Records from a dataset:
● ● ● ● ● ● ●
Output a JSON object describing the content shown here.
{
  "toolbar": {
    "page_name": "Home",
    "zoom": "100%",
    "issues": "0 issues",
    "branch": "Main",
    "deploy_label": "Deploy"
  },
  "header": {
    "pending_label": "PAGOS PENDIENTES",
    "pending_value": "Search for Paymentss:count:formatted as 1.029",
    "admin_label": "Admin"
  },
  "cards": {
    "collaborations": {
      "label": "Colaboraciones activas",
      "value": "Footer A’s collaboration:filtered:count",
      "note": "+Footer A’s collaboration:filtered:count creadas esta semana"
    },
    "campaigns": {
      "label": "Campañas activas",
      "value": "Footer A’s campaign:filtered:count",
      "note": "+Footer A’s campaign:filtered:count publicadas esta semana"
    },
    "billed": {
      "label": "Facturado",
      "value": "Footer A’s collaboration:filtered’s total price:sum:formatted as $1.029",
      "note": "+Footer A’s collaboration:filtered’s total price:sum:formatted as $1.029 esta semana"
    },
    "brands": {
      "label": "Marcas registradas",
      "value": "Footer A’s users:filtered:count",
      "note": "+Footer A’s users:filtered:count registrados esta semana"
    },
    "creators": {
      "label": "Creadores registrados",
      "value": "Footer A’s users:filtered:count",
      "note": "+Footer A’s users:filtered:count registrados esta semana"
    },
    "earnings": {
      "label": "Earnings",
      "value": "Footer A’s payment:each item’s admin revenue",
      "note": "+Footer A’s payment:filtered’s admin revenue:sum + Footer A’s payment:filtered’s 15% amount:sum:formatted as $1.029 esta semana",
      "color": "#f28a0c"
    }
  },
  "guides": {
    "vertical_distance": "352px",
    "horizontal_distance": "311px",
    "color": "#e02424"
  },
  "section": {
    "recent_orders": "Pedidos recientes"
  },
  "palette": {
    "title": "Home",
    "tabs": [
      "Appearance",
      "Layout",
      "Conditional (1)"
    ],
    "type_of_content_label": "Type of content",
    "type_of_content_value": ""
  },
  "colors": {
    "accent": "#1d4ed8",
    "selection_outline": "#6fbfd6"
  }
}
● ● ● ● ● ● ●
Do this: Type out the full listing again, exactly as given.

Full output:
Output a JSON object describing the content shown here.
{
  "toolbar": {
    "page_name": "Home",
    "zoom": "100%",
    "issues": "0 issues",
    "branch": "Main",
    "deploy_label": "Deploy"
  },
  "header": {
    "pending_label": "PAGOS PENDIENTES",
    "pending_value": "Search for Paymentss:count:formatted as 1.029",
    "admin_label": "Admin"
  },
  "cards": {
    "collaborations": {
      "label": "Colaboraciones activas",
      "value": "Footer A’s collaboration:filtered:count",
      "note": "+Footer A’s collaboration:filtered:count creadas esta semana"
    },
    "campaigns": {
      "label": "Campañas activas",
      "value": "Footer A’s campaign:filtered:count",
      "note": "+Footer A’s campaign:filtered:count publicadas esta semana"
    },
    "billed": {
      "label": "Facturado",
      "value": "Footer A’s collaboration:filtered’s total price:sum:formatted as $1.029",
      "note": "+Footer A’s collaboration:filtered’s total price:sum:formatted as $1.029 esta semana"
    },
    "brands": {
      "label": "Marcas registradas",
      "value": "Footer A’s users:filtered:count",
      "note": "+Footer A’s users:filtered:count registrados esta semana"
    },
    "creators": {
      "label": "Creadores registrados",
      "value": "Footer A’s users:filtered:count",
      "note": "+Footer A’s users:filtered:count registrados esta semana"
    },
    "earnings": {
      "label": "Earnings",
      "value": "Footer A’s payment:each item’s admin revenue",
      "note": "+Footer A’s payment:filtered’s admin revenue:sum + Footer A’s payment:filtered’s 15% amount:sum:formatted as $1.029 esta semana",
      "color": "#f28a0c"
    }
  },
  "guides": {
    "vertical_distance": "352px",
    "horizontal_distance": "311px",
    "color": "#e02424"
  },
  "section": {
    "recent_orders": "Pedidos recientes"
  },
  "palette": {
    "title": "Home",
    "tabs": [
      "Appearance",
      "Layout",
      "Conditional (1)"
    ],
    "type_of_content_label": "Type of content",
    "type_of_content_value": ""
  },
  "colors": {
    "accent": "#1d4ed8",
    "selection_outline": "#6fbfd6"
  }
}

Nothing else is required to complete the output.